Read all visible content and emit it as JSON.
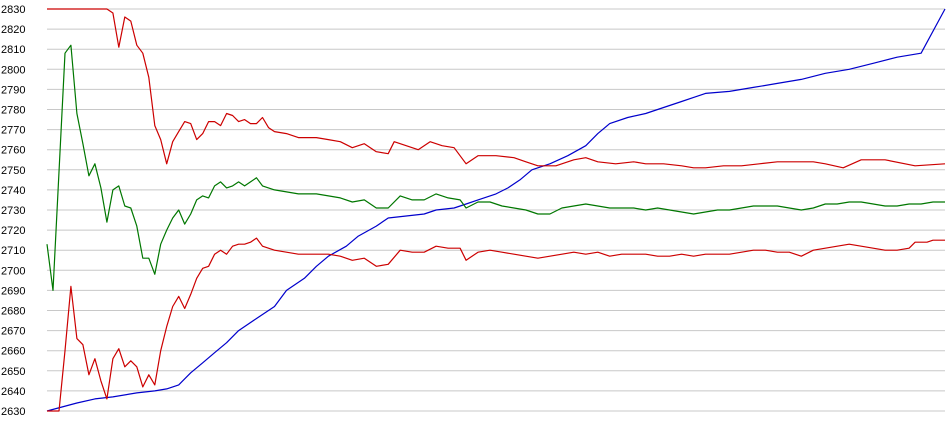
{
  "chart_data": {
    "type": "line",
    "title": "",
    "xlabel": "",
    "ylabel": "",
    "ylim": [
      2630,
      2830
    ],
    "yticks": [
      2630,
      2640,
      2650,
      2660,
      2670,
      2680,
      2690,
      2700,
      2710,
      2720,
      2730,
      2740,
      2750,
      2760,
      2770,
      2780,
      2790,
      2800,
      2810,
      2820,
      2830
    ],
    "grid": true,
    "legend": "none",
    "xlim": [
      0,
      150
    ],
    "series": [
      {
        "color": "#0000cc",
        "points": [
          [
            0,
            2630
          ],
          [
            5,
            2634
          ],
          [
            8,
            2636
          ],
          [
            11,
            2637
          ],
          [
            15,
            2639
          ],
          [
            18,
            2640
          ],
          [
            20,
            2641
          ],
          [
            22,
            2643
          ],
          [
            24,
            2649
          ],
          [
            26,
            2654
          ],
          [
            28,
            2659
          ],
          [
            30,
            2664
          ],
          [
            32,
            2670
          ],
          [
            35,
            2676
          ],
          [
            38,
            2682
          ],
          [
            40,
            2690
          ],
          [
            43,
            2696
          ],
          [
            45,
            2702
          ],
          [
            47,
            2707
          ],
          [
            50,
            2712
          ],
          [
            52,
            2717
          ],
          [
            55,
            2722
          ],
          [
            57,
            2726
          ],
          [
            60,
            2727
          ],
          [
            63,
            2728
          ],
          [
            65,
            2730
          ],
          [
            68,
            2731
          ],
          [
            70,
            2733
          ],
          [
            72,
            2735
          ],
          [
            75,
            2738
          ],
          [
            77,
            2741
          ],
          [
            79,
            2745
          ],
          [
            81,
            2750
          ],
          [
            84,
            2753
          ],
          [
            87,
            2757
          ],
          [
            90,
            2762
          ],
          [
            92,
            2768
          ],
          [
            94,
            2773
          ],
          [
            97,
            2776
          ],
          [
            100,
            2778
          ],
          [
            103,
            2781
          ],
          [
            106,
            2784
          ],
          [
            108,
            2786
          ],
          [
            110,
            2788
          ],
          [
            114,
            2789
          ],
          [
            118,
            2791
          ],
          [
            122,
            2793
          ],
          [
            126,
            2795
          ],
          [
            130,
            2798
          ],
          [
            134,
            2800
          ],
          [
            138,
            2803
          ],
          [
            142,
            2806
          ],
          [
            146,
            2808
          ],
          [
            150,
            2830
          ]
        ]
      },
      {
        "color": "#cc0000",
        "points": [
          [
            0,
            2830
          ],
          [
            10,
            2830
          ],
          [
            11,
            2828
          ],
          [
            12,
            2811
          ],
          [
            13,
            2826
          ],
          [
            14,
            2824
          ],
          [
            15,
            2812
          ],
          [
            16,
            2808
          ],
          [
            17,
            2796
          ],
          [
            18,
            2772
          ],
          [
            19,
            2765
          ],
          [
            20,
            2753
          ],
          [
            21,
            2764
          ],
          [
            22,
            2769
          ],
          [
            23,
            2774
          ],
          [
            24,
            2773
          ],
          [
            25,
            2765
          ],
          [
            26,
            2768
          ],
          [
            27,
            2774
          ],
          [
            28,
            2774
          ],
          [
            29,
            2772
          ],
          [
            30,
            2778
          ],
          [
            31,
            2777
          ],
          [
            32,
            2774
          ],
          [
            33,
            2775
          ],
          [
            34,
            2773
          ],
          [
            35,
            2773
          ],
          [
            36,
            2776
          ],
          [
            37,
            2771
          ],
          [
            38,
            2769
          ],
          [
            40,
            2768
          ],
          [
            42,
            2766
          ],
          [
            45,
            2766
          ],
          [
            47,
            2765
          ],
          [
            49,
            2764
          ],
          [
            51,
            2761
          ],
          [
            53,
            2763
          ],
          [
            55,
            2759
          ],
          [
            57,
            2758
          ],
          [
            58,
            2764
          ],
          [
            60,
            2762
          ],
          [
            62,
            2760
          ],
          [
            64,
            2764
          ],
          [
            66,
            2762
          ],
          [
            68,
            2761
          ],
          [
            70,
            2753
          ],
          [
            72,
            2757
          ],
          [
            75,
            2757
          ],
          [
            78,
            2756
          ],
          [
            80,
            2754
          ],
          [
            82,
            2752
          ],
          [
            85,
            2752
          ],
          [
            88,
            2755
          ],
          [
            90,
            2756
          ],
          [
            92,
            2754
          ],
          [
            95,
            2753
          ],
          [
            98,
            2754
          ],
          [
            100,
            2753
          ],
          [
            103,
            2753
          ],
          [
            106,
            2752
          ],
          [
            108,
            2751
          ],
          [
            110,
            2751
          ],
          [
            113,
            2752
          ],
          [
            116,
            2752
          ],
          [
            119,
            2753
          ],
          [
            122,
            2754
          ],
          [
            125,
            2754
          ],
          [
            128,
            2754
          ],
          [
            130,
            2753
          ],
          [
            133,
            2751
          ],
          [
            136,
            2755
          ],
          [
            140,
            2755
          ],
          [
            145,
            2752
          ],
          [
            150,
            2753
          ]
        ]
      },
      {
        "color": "#007700",
        "points": [
          [
            0,
            2713
          ],
          [
            1,
            2690
          ],
          [
            3,
            2808
          ],
          [
            4,
            2812
          ],
          [
            5,
            2778
          ],
          [
            6,
            2763
          ],
          [
            7,
            2747
          ],
          [
            8,
            2753
          ],
          [
            9,
            2741
          ],
          [
            10,
            2724
          ],
          [
            11,
            2740
          ],
          [
            12,
            2742
          ],
          [
            13,
            2732
          ],
          [
            14,
            2731
          ],
          [
            15,
            2722
          ],
          [
            16,
            2706
          ],
          [
            17,
            2706
          ],
          [
            18,
            2698
          ],
          [
            19,
            2713
          ],
          [
            20,
            2720
          ],
          [
            21,
            2726
          ],
          [
            22,
            2730
          ],
          [
            23,
            2723
          ],
          [
            24,
            2728
          ],
          [
            25,
            2735
          ],
          [
            26,
            2737
          ],
          [
            27,
            2736
          ],
          [
            28,
            2742
          ],
          [
            29,
            2744
          ],
          [
            30,
            2741
          ],
          [
            31,
            2742
          ],
          [
            32,
            2744
          ],
          [
            33,
            2742
          ],
          [
            34,
            2744
          ],
          [
            35,
            2746
          ],
          [
            36,
            2742
          ],
          [
            37,
            2741
          ],
          [
            38,
            2740
          ],
          [
            40,
            2739
          ],
          [
            42,
            2738
          ],
          [
            45,
            2738
          ],
          [
            47,
            2737
          ],
          [
            49,
            2736
          ],
          [
            51,
            2734
          ],
          [
            53,
            2735
          ],
          [
            55,
            2731
          ],
          [
            57,
            2731
          ],
          [
            59,
            2737
          ],
          [
            61,
            2735
          ],
          [
            63,
            2735
          ],
          [
            65,
            2738
          ],
          [
            67,
            2736
          ],
          [
            69,
            2735
          ],
          [
            70,
            2731
          ],
          [
            72,
            2734
          ],
          [
            74,
            2734
          ],
          [
            76,
            2732
          ],
          [
            78,
            2731
          ],
          [
            80,
            2730
          ],
          [
            82,
            2728
          ],
          [
            84,
            2728
          ],
          [
            86,
            2731
          ],
          [
            88,
            2732
          ],
          [
            90,
            2733
          ],
          [
            92,
            2732
          ],
          [
            94,
            2731
          ],
          [
            96,
            2731
          ],
          [
            98,
            2731
          ],
          [
            100,
            2730
          ],
          [
            102,
            2731
          ],
          [
            104,
            2730
          ],
          [
            106,
            2729
          ],
          [
            108,
            2728
          ],
          [
            110,
            2729
          ],
          [
            112,
            2730
          ],
          [
            114,
            2730
          ],
          [
            116,
            2731
          ],
          [
            118,
            2732
          ],
          [
            120,
            2732
          ],
          [
            122,
            2732
          ],
          [
            124,
            2731
          ],
          [
            126,
            2730
          ],
          [
            128,
            2731
          ],
          [
            130,
            2733
          ],
          [
            132,
            2733
          ],
          [
            134,
            2734
          ],
          [
            136,
            2734
          ],
          [
            138,
            2733
          ],
          [
            140,
            2732
          ],
          [
            142,
            2732
          ],
          [
            144,
            2733
          ],
          [
            146,
            2733
          ],
          [
            148,
            2734
          ],
          [
            150,
            2734
          ]
        ]
      },
      {
        "color": "#cc0000",
        "points": [
          [
            0,
            2630
          ],
          [
            2,
            2630
          ],
          [
            3,
            2660
          ],
          [
            4,
            2692
          ],
          [
            5,
            2666
          ],
          [
            6,
            2663
          ],
          [
            7,
            2648
          ],
          [
            8,
            2656
          ],
          [
            9,
            2645
          ],
          [
            10,
            2636
          ],
          [
            11,
            2656
          ],
          [
            12,
            2661
          ],
          [
            13,
            2652
          ],
          [
            14,
            2655
          ],
          [
            15,
            2652
          ],
          [
            16,
            2642
          ],
          [
            17,
            2648
          ],
          [
            18,
            2643
          ],
          [
            19,
            2660
          ],
          [
            20,
            2672
          ],
          [
            21,
            2682
          ],
          [
            22,
            2687
          ],
          [
            23,
            2681
          ],
          [
            24,
            2688
          ],
          [
            25,
            2696
          ],
          [
            26,
            2701
          ],
          [
            27,
            2702
          ],
          [
            28,
            2708
          ],
          [
            29,
            2710
          ],
          [
            30,
            2708
          ],
          [
            31,
            2712
          ],
          [
            32,
            2713
          ],
          [
            33,
            2713
          ],
          [
            34,
            2714
          ],
          [
            35,
            2716
          ],
          [
            36,
            2712
          ],
          [
            37,
            2711
          ],
          [
            38,
            2710
          ],
          [
            40,
            2709
          ],
          [
            42,
            2708
          ],
          [
            45,
            2708
          ],
          [
            47,
            2708
          ],
          [
            49,
            2707
          ],
          [
            51,
            2705
          ],
          [
            53,
            2706
          ],
          [
            55,
            2702
          ],
          [
            57,
            2703
          ],
          [
            59,
            2710
          ],
          [
            61,
            2709
          ],
          [
            63,
            2709
          ],
          [
            65,
            2712
          ],
          [
            67,
            2711
          ],
          [
            69,
            2711
          ],
          [
            70,
            2705
          ],
          [
            72,
            2709
          ],
          [
            74,
            2710
          ],
          [
            76,
            2709
          ],
          [
            78,
            2708
          ],
          [
            80,
            2707
          ],
          [
            82,
            2706
          ],
          [
            84,
            2707
          ],
          [
            86,
            2708
          ],
          [
            88,
            2709
          ],
          [
            90,
            2708
          ],
          [
            92,
            2709
          ],
          [
            94,
            2707
          ],
          [
            96,
            2708
          ],
          [
            98,
            2708
          ],
          [
            100,
            2708
          ],
          [
            102,
            2707
          ],
          [
            104,
            2707
          ],
          [
            106,
            2708
          ],
          [
            108,
            2707
          ],
          [
            110,
            2708
          ],
          [
            112,
            2708
          ],
          [
            114,
            2708
          ],
          [
            116,
            2709
          ],
          [
            118,
            2710
          ],
          [
            120,
            2710
          ],
          [
            122,
            2709
          ],
          [
            124,
            2709
          ],
          [
            126,
            2707
          ],
          [
            128,
            2710
          ],
          [
            130,
            2711
          ],
          [
            132,
            2712
          ],
          [
            134,
            2713
          ],
          [
            136,
            2712
          ],
          [
            138,
            2711
          ],
          [
            140,
            2710
          ],
          [
            142,
            2710
          ],
          [
            144,
            2711
          ],
          [
            145,
            2714
          ],
          [
            147,
            2714
          ],
          [
            148,
            2715
          ],
          [
            150,
            2715
          ]
        ]
      }
    ]
  }
}
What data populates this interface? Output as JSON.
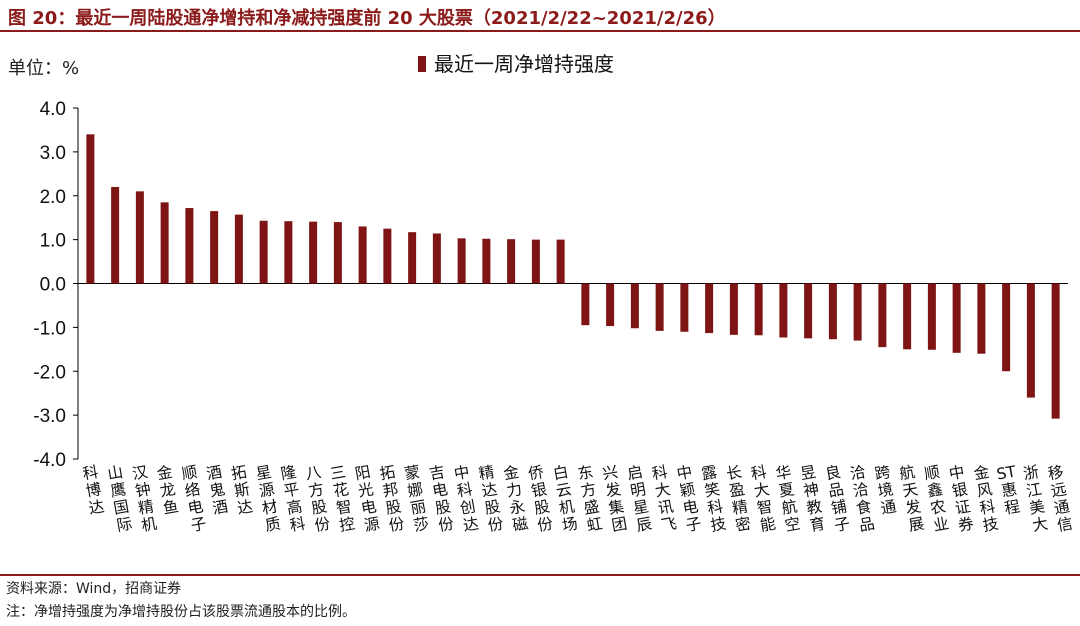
{
  "figure": {
    "title": "图 20：最近一周陆股通净增持和净减持强度前 20 大股票（2021/2/22~2021/2/26）",
    "unit_label": "单位：%",
    "source": "资料来源：Wind，招商证券",
    "note": "注：净增持强度为净增持股份占该股票流通股本的比例。"
  },
  "colors": {
    "bar": "#7f1414",
    "accent": "#8b1a1a"
  },
  "chart_data": {
    "type": "bar",
    "ylim": [
      -4.0,
      4.0
    ],
    "yticks": [
      "4.0",
      "3.0",
      "2.0",
      "1.0",
      "0.0",
      "-1.0",
      "-2.0",
      "-3.0",
      "-4.0"
    ],
    "grid": false,
    "legend_position": "top",
    "series": [
      {
        "name": "最近一周净增持强度",
        "values": [
          3.4,
          2.2,
          2.1,
          1.85,
          1.72,
          1.65,
          1.57,
          1.43,
          1.42,
          1.41,
          1.4,
          1.3,
          1.25,
          1.17,
          1.14,
          1.03,
          1.02,
          1.01,
          1.0,
          1.0,
          -0.95,
          -0.97,
          -1.02,
          -1.08,
          -1.1,
          -1.13,
          -1.17,
          -1.18,
          -1.23,
          -1.25,
          -1.27,
          -1.3,
          -1.45,
          -1.5,
          -1.51,
          -1.58,
          -1.6,
          -2.0,
          -2.6,
          -3.08
        ]
      }
    ],
    "categories": [
      "科博达",
      "山鹰国际",
      "汉钟精机",
      "金龙鱼",
      "顺络电子",
      "酒鬼酒",
      "拓斯达",
      "星源材质",
      "隆平高科",
      "八方股份",
      "三花智控",
      "阳光电源",
      "拓邦股份",
      "蒙娜丽莎",
      "吉电股份",
      "中科创达",
      "精达股份",
      "金力永磁",
      "侨银股份",
      "白云机场",
      "东方盛虹",
      "兴发集团",
      "启明星辰",
      "科大讯飞",
      "中颖电子",
      "露笑科技",
      "长盈精密",
      "科大智能",
      "华夏航空",
      "昱神教育",
      "良品铺子",
      "洽洽食品",
      "跨境通",
      "航天发展",
      "顺鑫农业",
      "中银证券",
      "金风科技",
      "ST惠程",
      "浙江美大",
      "移远通信"
    ]
  }
}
◇ ◇ ◇ ◇
__EXERCISE BRIEF__: Check each line of the records above for "title", and copy those that have it.

__WORKED SOLUTION__:
    "title": "",
    "title": "图 20：最近一周陆股通净增持和净减持强度前 20 大股票（2021/2/22~2021/2/26）",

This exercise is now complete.